**REQUEST**
Write the records out again, keeping each line exactly as it is.

— start of ENTRIES —

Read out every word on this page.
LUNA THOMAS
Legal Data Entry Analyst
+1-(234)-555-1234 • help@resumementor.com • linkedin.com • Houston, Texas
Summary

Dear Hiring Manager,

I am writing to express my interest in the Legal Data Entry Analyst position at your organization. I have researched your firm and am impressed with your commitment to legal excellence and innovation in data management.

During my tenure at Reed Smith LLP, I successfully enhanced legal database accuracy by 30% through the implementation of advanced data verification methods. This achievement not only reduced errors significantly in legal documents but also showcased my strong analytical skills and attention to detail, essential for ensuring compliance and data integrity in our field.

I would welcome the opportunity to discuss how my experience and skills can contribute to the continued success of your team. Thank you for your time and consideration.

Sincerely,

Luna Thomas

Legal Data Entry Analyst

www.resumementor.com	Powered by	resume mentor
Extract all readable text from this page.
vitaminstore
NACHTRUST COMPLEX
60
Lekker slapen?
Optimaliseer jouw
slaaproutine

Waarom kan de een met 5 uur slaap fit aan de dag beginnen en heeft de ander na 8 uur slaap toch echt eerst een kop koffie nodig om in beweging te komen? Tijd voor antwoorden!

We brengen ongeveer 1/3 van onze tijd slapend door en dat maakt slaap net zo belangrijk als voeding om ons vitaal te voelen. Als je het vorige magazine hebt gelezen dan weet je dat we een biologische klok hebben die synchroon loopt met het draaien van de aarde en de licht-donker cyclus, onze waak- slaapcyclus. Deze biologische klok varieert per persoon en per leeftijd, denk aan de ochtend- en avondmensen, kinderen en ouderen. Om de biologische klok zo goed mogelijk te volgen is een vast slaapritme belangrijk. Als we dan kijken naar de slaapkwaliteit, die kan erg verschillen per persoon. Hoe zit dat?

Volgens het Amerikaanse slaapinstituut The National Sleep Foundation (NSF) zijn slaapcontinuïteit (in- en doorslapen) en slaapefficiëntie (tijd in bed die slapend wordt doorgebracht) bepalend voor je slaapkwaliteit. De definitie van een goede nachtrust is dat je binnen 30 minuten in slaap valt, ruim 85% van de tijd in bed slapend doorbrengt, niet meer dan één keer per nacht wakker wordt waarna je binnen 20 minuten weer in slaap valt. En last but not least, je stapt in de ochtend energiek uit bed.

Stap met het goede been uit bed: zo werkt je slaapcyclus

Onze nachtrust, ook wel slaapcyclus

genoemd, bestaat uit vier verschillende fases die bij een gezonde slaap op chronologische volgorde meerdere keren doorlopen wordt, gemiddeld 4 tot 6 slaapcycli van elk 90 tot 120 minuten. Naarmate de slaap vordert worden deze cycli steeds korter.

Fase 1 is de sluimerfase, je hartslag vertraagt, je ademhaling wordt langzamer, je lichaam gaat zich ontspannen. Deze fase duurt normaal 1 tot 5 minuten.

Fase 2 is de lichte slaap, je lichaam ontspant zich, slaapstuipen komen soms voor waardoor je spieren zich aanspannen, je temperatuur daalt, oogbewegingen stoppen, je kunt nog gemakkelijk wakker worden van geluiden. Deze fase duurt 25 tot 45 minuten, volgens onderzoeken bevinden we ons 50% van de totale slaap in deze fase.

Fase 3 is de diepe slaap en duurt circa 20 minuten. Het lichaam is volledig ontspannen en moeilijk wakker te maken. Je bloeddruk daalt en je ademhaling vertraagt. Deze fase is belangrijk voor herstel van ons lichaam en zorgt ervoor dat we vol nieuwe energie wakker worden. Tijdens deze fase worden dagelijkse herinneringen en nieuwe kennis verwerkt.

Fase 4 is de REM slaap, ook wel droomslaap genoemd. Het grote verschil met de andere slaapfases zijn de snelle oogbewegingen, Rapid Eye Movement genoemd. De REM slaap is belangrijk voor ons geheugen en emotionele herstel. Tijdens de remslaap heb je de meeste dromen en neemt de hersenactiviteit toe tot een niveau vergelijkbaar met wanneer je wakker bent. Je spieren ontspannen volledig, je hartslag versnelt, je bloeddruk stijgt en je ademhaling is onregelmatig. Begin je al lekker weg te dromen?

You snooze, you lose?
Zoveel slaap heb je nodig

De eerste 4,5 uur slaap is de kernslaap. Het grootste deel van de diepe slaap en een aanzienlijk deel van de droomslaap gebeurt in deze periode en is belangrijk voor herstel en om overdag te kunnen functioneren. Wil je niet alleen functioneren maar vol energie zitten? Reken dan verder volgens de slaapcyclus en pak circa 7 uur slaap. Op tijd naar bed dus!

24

— end of ENTRIES —

**WRITTEN SOLUTION**
Read out every word on this page.
LUNA THOMAS
Legal Data Entry Analyst
+1-(234)-555-1234 • help@resumementor.com • linkedin.com • Houston, Texas
Summary

Dear Hiring Manager,

I am writing to express my interest in the Legal Data Entry Analyst position at your organization. I have researched your firm and am impressed with your commitment to legal excellence and innovation in data management.

During my tenure at Reed Smith LLP, I successfully enhanced legal database accuracy by 30% through the implementation of advanced data verification methods. This achievement not only reduced errors significantly in legal documents but also showcased my strong analytical skills and attention to detail, essential for ensuring compliance and data integrity in our field.

I would welcome the opportunity to discuss how my experience and skills can contribute to the continued success of your team. Thank you for your time and consideration.

Sincerely,

Luna Thomas

Legal Data Entry Analyst

www.resumementor.com	Powered by	resume mentor
Extract all readable text from this page.
vitaminstore
NACHTRUST COMPLEX
60
Lekker slapen?
Optimaliseer jouw
slaaproutine

Waarom kan de een met 5 uur slaap fit aan de dag beginnen en heeft de ander na 8 uur slaap toch echt eerst een kop koffie nodig om in beweging te komen? Tijd voor antwoorden!

We brengen ongeveer 1/3 van onze tijd slapend door en dat maakt slaap net zo belangrijk als voeding om ons vitaal te voelen. Als je het vorige magazine hebt gelezen dan weet je dat we een biologische klok hebben die synchroon loopt met het draaien van de aarde en de licht-donker cyclus, onze waak- slaapcyclus. Deze biologische klok varieert per persoon en per leeftijd, denk aan de ochtend- en avondmensen, kinderen en ouderen. Om de biologische klok zo goed mogelijk te volgen is een vast slaapritme belangrijk. Als we dan kijken naar de slaapkwaliteit, die kan erg verschillen per persoon. Hoe zit dat?

Volgens het Amerikaanse slaapinstituut The National Sleep Foundation (NSF) zijn slaapcontinuïteit (in- en doorslapen) en slaapefficiëntie (tijd in bed die slapend wordt doorgebracht) bepalend voor je slaapkwaliteit. De definitie van een goede nachtrust is dat je binnen 30 minuten in slaap valt, ruim 85% van de tijd in bed slapend doorbrengt, niet meer dan één keer per nacht wakker wordt waarna je binnen 20 minuten weer in slaap valt. En last but not least, je stapt in de ochtend energiek uit bed.

Stap met het goede been uit bed: zo werkt je slaapcyclus

Onze nachtrust, ook wel slaapcyclus

genoemd, bestaat uit vier verschillende fases die bij een gezonde slaap op chronologische volgorde meerdere keren doorlopen wordt, gemiddeld 4 tot 6 slaapcycli van elk 90 tot 120 minuten. Naarmate de slaap vordert worden deze cycli steeds korter.

Fase 1 is de sluimerfase, je hartslag vertraagt, je ademhaling wordt langzamer, je lichaam gaat zich ontspannen. Deze fase duurt normaal 1 tot 5 minuten.

Fase 2 is de lichte slaap, je lichaam ontspant zich, slaapstuipen komen soms voor waardoor je spieren zich aanspannen, je temperatuur daalt, oogbewegingen stoppen, je kunt nog gemakkelijk wakker worden van geluiden. Deze fase duurt 25 tot 45 minuten, volgens onderzoeken bevinden we ons 50% van de totale slaap in deze fase.

Fase 3 is de diepe slaap en duurt circa 20 minuten. Het lichaam is volledig ontspannen en moeilijk wakker te maken. Je bloeddruk daalt en je ademhaling vertraagt. Deze fase is belangrijk voor herstel van ons lichaam en zorgt ervoor dat we vol nieuwe energie wakker worden. Tijdens deze fase worden dagelijkse herinneringen en nieuwe kennis verwerkt.

Fase 4 is de REM slaap, ook wel droomslaap genoemd. Het grote verschil met de andere slaapfases zijn de snelle oogbewegingen, Rapid Eye Movement genoemd. De REM slaap is belangrijk voor ons geheugen en emotionele herstel. Tijdens de remslaap heb je de meeste dromen en neemt de hersenactiviteit toe tot een niveau vergelijkbaar met wanneer je wakker bent. Je spieren ontspannen volledig, je hartslag versnelt, je bloeddruk stijgt en je ademhaling is onregelmatig. Begin je al lekker weg te dromen?

You snooze, you lose?
Zoveel slaap heb je nodig

De eerste 4,5 uur slaap is de kernslaap. Het grootste deel van de diepe slaap en een aanzienlijk deel van de droomslaap gebeurt in deze periode en is belangrijk voor herstel en om overdag te kunnen functioneren. Wil je niet alleen functioneren maar vol energie zitten? Reken dan verder volgens de slaapcyclus en pak circa 7 uur slaap. Op tijd naar bed dus!

24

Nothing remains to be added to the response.